* begin Entries shown *

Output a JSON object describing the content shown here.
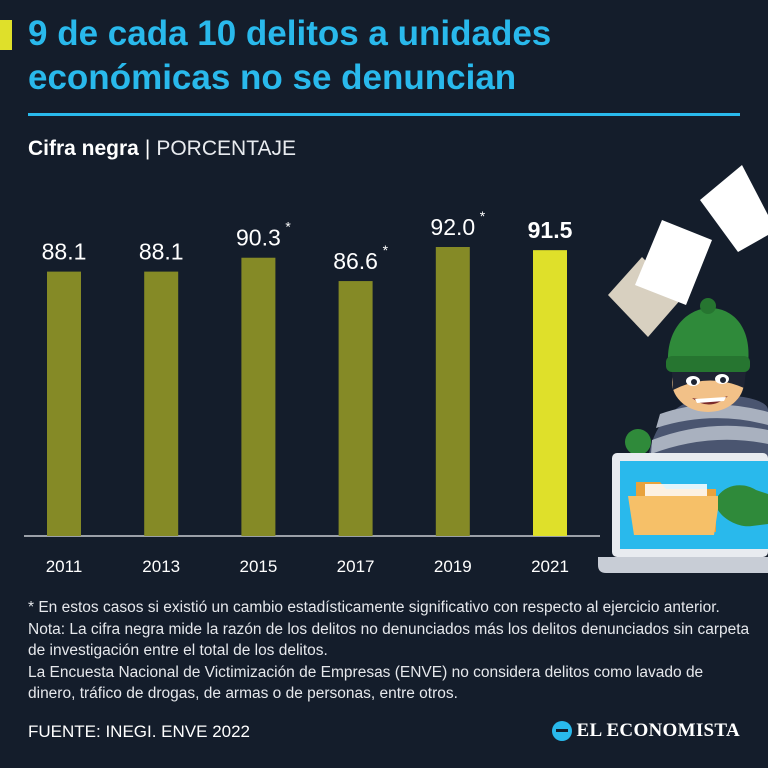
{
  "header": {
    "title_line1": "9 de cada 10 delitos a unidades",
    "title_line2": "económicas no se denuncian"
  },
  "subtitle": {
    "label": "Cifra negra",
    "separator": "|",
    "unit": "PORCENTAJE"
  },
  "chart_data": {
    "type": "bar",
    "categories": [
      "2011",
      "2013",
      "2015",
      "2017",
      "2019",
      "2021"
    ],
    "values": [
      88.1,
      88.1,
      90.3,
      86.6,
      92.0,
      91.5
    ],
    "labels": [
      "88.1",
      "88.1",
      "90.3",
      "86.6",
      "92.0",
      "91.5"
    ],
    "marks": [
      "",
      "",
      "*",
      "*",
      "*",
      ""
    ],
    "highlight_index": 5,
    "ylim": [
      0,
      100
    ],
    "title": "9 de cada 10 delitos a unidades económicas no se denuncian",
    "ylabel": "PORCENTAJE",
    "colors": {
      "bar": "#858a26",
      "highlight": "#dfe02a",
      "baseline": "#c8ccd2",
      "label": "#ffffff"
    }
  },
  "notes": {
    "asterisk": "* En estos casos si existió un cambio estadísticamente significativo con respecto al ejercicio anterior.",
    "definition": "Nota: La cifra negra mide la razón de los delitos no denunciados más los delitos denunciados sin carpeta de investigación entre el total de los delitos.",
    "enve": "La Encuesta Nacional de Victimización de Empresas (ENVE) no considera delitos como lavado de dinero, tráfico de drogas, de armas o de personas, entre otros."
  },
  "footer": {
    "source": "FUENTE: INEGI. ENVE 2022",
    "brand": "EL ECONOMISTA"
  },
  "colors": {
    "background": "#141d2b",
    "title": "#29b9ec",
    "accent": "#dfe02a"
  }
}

* end Entries shown *
* begin Entries shown *

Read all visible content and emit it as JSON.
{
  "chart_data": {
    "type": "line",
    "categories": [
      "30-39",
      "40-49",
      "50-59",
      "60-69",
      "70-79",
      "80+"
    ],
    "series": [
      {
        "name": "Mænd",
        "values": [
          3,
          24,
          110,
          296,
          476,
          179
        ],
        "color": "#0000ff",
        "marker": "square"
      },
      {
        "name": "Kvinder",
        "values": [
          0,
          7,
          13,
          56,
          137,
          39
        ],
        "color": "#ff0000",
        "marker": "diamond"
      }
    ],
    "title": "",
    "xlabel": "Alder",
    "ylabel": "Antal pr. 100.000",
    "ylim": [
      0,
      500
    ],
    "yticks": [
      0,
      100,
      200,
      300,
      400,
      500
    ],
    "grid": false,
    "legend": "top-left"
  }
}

* end Entries shown *

◆ Direction ◆
Pick out the lines above containing the word "content", then copy them.

◆ Written response ◆
Output a JSON object describing the content shown here.
Read all visible content and emit it as JSON.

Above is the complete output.